begin Material provided
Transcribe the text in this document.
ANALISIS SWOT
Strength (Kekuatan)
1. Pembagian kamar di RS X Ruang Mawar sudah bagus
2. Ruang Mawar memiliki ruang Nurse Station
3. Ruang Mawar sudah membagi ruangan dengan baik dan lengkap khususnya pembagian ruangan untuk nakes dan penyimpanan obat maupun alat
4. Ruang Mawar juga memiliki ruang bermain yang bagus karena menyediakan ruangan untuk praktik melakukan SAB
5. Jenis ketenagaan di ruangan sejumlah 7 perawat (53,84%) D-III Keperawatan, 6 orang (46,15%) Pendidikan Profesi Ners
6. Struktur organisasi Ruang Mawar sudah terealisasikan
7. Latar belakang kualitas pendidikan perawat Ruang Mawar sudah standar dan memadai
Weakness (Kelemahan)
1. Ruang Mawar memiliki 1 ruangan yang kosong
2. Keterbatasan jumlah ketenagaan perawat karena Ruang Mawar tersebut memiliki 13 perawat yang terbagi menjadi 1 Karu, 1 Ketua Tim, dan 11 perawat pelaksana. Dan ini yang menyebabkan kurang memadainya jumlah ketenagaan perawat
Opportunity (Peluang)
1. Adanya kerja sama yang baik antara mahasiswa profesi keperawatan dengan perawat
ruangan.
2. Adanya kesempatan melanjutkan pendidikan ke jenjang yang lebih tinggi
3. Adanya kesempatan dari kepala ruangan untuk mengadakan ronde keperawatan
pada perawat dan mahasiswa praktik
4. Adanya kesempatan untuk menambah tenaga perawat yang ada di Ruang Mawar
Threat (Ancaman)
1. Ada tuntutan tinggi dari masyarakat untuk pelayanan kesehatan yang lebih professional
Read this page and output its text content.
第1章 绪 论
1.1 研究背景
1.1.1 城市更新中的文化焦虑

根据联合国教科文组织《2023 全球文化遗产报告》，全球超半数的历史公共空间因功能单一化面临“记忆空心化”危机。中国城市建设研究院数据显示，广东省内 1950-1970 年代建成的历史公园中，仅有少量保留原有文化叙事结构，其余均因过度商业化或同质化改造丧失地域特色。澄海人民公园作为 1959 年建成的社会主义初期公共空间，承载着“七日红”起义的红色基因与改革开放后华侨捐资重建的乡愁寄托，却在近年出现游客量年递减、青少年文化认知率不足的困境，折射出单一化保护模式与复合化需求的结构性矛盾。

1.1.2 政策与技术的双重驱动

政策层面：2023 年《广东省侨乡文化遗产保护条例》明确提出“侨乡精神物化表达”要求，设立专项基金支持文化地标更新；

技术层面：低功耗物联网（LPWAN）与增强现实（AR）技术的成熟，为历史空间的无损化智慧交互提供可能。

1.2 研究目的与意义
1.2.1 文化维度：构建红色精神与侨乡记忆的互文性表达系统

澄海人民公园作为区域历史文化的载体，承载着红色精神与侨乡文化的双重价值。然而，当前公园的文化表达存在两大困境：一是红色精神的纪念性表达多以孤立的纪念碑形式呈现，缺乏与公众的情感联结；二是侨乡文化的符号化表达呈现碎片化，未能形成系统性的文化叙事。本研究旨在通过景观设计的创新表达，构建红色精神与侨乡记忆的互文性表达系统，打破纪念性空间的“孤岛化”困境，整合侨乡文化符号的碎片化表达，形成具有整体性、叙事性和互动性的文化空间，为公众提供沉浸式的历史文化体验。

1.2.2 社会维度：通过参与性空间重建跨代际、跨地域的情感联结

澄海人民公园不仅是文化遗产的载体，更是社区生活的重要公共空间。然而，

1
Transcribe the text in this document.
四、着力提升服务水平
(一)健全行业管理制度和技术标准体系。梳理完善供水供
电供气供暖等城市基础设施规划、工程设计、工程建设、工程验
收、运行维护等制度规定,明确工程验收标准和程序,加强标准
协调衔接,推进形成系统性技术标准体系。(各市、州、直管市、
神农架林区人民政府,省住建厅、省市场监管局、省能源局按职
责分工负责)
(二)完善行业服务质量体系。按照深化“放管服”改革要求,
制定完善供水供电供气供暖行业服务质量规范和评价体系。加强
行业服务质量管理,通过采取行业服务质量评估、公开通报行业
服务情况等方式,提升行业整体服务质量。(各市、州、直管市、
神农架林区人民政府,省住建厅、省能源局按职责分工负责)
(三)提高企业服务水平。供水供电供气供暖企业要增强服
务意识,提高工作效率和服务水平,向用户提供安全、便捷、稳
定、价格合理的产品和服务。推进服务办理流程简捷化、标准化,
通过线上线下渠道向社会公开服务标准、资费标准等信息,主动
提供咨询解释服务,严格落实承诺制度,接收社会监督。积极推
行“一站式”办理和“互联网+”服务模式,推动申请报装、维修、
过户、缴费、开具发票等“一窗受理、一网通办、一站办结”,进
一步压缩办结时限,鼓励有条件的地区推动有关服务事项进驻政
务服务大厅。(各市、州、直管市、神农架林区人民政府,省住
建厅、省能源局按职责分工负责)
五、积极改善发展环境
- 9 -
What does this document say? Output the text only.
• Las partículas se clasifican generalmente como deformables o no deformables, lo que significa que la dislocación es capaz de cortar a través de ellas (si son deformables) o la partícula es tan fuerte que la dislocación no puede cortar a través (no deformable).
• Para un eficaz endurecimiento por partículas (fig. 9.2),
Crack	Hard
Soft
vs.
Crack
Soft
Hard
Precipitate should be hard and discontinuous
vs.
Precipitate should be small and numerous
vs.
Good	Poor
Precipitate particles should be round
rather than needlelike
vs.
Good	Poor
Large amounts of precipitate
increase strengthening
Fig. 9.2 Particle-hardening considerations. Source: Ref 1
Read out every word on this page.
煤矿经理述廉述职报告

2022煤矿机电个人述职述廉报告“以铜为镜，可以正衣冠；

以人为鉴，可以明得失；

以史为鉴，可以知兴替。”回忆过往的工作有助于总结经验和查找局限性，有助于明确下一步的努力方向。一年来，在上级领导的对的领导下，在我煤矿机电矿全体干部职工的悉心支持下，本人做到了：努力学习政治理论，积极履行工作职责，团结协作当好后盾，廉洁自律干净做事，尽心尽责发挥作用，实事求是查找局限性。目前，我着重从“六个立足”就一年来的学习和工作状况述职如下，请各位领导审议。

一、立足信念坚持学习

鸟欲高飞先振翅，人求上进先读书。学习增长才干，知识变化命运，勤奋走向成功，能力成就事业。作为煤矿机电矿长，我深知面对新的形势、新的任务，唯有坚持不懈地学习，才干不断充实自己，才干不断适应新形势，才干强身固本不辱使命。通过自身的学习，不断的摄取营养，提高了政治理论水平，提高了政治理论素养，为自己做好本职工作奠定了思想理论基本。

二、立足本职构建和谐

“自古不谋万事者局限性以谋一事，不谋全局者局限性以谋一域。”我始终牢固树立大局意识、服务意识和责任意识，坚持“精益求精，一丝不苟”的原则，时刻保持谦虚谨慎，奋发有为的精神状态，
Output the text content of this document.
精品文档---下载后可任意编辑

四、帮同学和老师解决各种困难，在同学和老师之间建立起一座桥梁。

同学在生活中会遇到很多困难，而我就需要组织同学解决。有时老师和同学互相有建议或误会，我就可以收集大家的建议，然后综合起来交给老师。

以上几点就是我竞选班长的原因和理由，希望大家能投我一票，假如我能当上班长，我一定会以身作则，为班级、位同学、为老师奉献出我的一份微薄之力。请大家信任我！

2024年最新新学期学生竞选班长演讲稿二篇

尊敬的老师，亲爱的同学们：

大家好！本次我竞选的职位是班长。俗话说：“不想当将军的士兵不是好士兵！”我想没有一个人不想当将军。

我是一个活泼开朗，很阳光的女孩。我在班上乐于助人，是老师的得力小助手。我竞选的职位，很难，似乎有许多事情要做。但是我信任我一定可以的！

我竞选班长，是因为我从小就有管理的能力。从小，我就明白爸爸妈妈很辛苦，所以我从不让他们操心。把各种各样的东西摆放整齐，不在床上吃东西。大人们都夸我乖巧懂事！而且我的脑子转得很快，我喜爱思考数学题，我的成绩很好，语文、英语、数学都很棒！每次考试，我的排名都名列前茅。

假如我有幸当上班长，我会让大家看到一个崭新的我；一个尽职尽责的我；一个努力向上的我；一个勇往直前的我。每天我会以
end Material provided
Objective:
From the data above, copy each line where the string "content" appears.

Reply:
Read this page and output its text content.
Output the text content of this document.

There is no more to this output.